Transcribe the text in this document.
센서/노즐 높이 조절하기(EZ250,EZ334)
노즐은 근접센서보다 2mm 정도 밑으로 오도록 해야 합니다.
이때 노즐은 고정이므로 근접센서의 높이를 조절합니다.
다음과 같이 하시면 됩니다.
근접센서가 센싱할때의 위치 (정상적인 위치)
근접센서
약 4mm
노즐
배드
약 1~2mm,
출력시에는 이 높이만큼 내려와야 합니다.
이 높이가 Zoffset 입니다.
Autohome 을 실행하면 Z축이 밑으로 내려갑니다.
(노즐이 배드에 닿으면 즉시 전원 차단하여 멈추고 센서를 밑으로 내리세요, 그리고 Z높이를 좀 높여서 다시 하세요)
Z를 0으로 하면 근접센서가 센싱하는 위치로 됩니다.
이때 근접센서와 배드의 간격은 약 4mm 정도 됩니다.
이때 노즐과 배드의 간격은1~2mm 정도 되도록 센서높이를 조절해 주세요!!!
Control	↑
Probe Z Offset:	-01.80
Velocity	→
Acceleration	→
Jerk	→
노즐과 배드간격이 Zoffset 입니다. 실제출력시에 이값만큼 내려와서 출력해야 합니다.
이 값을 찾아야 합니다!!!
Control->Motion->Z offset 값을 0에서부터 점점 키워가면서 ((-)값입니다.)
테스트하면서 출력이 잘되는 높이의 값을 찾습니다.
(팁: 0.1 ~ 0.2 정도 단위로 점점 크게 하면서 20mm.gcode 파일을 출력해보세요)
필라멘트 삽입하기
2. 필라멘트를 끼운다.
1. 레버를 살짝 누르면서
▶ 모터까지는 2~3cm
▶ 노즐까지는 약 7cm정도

## DIRECTIONS
Using the listing above, please repeat every entry exactly.

## PROBLEM SOLUTION
Transcribe the text in this document.
센서/노즐 높이 조절하기(EZ250,EZ334)
노즐은 근접센서보다 2mm 정도 밑으로 오도록 해야 합니다.
이때 노즐은 고정이므로 근접센서의 높이를 조절합니다.
다음과 같이 하시면 됩니다.
근접센서가 센싱할때의 위치 (정상적인 위치)
근접센서
약 4mm
노즐
배드
약 1~2mm,
출력시에는 이 높이만큼 내려와야 합니다.
이 높이가 Zoffset 입니다.
Autohome 을 실행하면 Z축이 밑으로 내려갑니다.
(노즐이 배드에 닿으면 즉시 전원 차단하여 멈추고 센서를 밑으로 내리세요, 그리고 Z높이를 좀 높여서 다시 하세요)
Z를 0으로 하면 근접센서가 센싱하는 위치로 됩니다.
이때 근접센서와 배드의 간격은 약 4mm 정도 됩니다.
이때 노즐과 배드의 간격은1~2mm 정도 되도록 센서높이를 조절해 주세요!!!
Control	↑
Probe Z Offset:	-01.80
Velocity	→
Acceleration	→
Jerk	→
노즐과 배드간격이 Zoffset 입니다. 실제출력시에 이값만큼 내려와서 출력해야 합니다.
이 값을 찾아야 합니다!!!
Control->Motion->Z offset 값을 0에서부터 점점 키워가면서 ((-)값입니다.)
테스트하면서 출력이 잘되는 높이의 값을 찾습니다.
(팁: 0.1 ~ 0.2 정도 단위로 점점 크게 하면서 20mm.gcode 파일을 출력해보세요)
필라멘트 삽입하기
2. 필라멘트를 끼운다.
1. 레버를 살짝 누르면서
▶ 모터까지는 2~3cm
▶ 노즐까지는 약 7cm정도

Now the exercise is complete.